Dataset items
-- Start --

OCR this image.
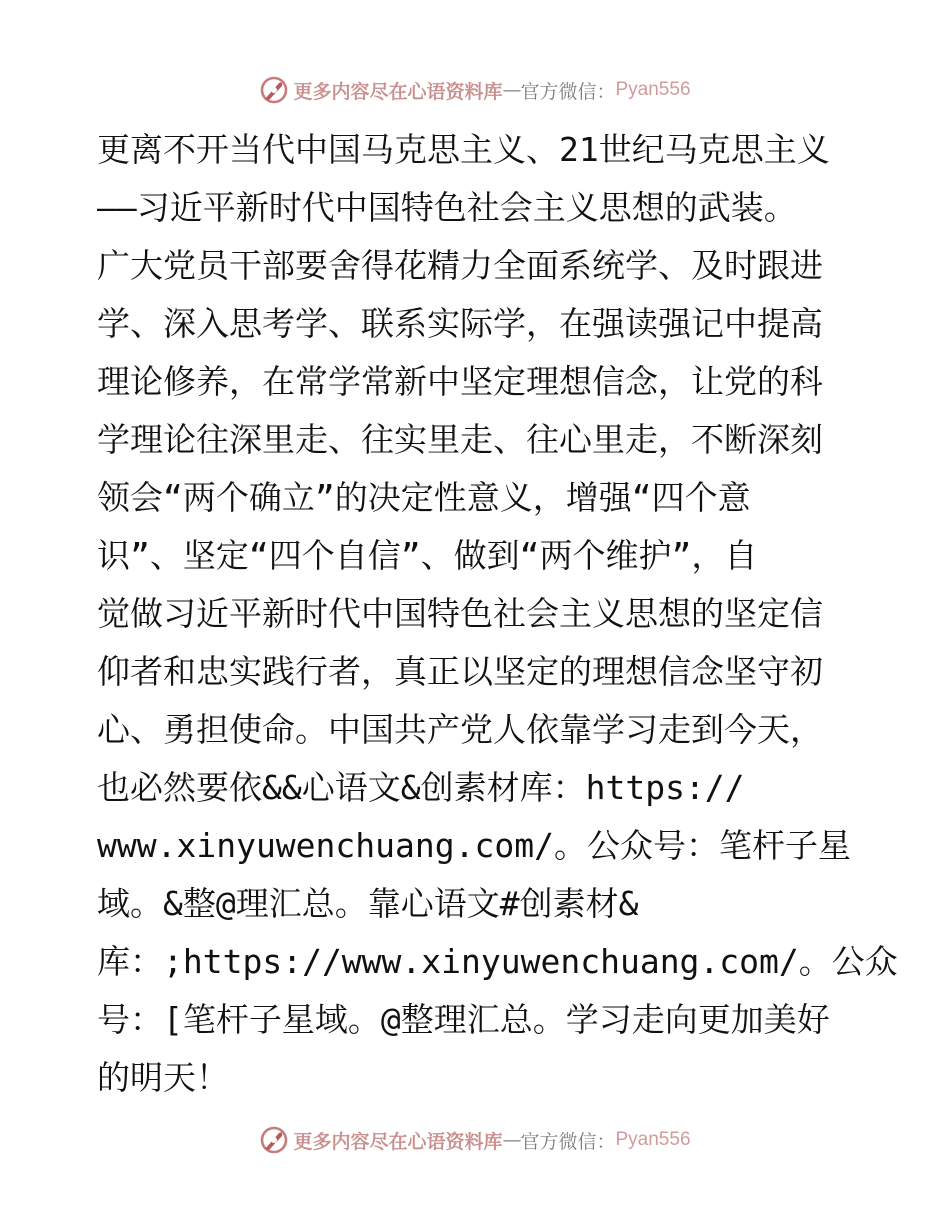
更多内容尽在心语资料库 — 官方微信： Pyan556
更离不开当代中国马克思主义、21世纪马克思主义
——习近平新时代中国特色社会主义思想的武装。
广大党员干部要舍得花精力全面系统学、及时跟进
学、深入思考学、联系实际学，在强读强记中提高
理论修养，在常学常新中坚定理想信念，让党的科
学理论往深里走、往实里走、往心里走，不断深刻
领会“两个确立”的决定性意义，增强“四个意
识”、坚定“四个自信”、做到“两个维护”，自
觉做习近平新时代中国特色社会主义思想的坚定信
仰者和忠实践行者，真正以坚定的理想信念坚守初
心、勇担使命。中国共产党人依靠学习走到今天，
也必然要依&&心语文&创素材库：https://
www.xinyuwenchuang.com/。公众号：笔杆子星
域。&整@理汇总。靠心语文#创素材&
库：;https://www.xinyuwenchuang.com/。公众
号：[笔杆子星域。@整理汇总。学习走向更加美好
的明天！
更多内容尽在心语资料库 — 官方微信： Pyan556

-- End --

### Exercise task
Copy each line above precisely, dropping the pictures.

### Task output
OCR this image.
更多内容尽在心语资料库 — 官方微信： Pyan556
更离不开当代中国马克思主义、21世纪马克思主义
——习近平新时代中国特色社会主义思想的武装。
广大党员干部要舍得花精力全面系统学、及时跟进
学、深入思考学、联系实际学，在强读强记中提高
理论修养，在常学常新中坚定理想信念，让党的科
学理论往深里走、往实里走、往心里走，不断深刻
领会“两个确立”的决定性意义，增强“四个意
识”、坚定“四个自信”、做到“两个维护”，自
觉做习近平新时代中国特色社会主义思想的坚定信
仰者和忠实践行者，真正以坚定的理想信念坚守初
心、勇担使命。中国共产党人依靠学习走到今天，
也必然要依&&心语文&创素材库：https://
www.xinyuwenchuang.com/。公众号：笔杆子星
域。&整@理汇总。靠心语文#创素材&
库：;https://www.xinyuwenchuang.com/。公众
号：[笔杆子星域。@整理汇总。学习走向更加美好
的明天！
更多内容尽在心语资料库 — 官方微信： Pyan556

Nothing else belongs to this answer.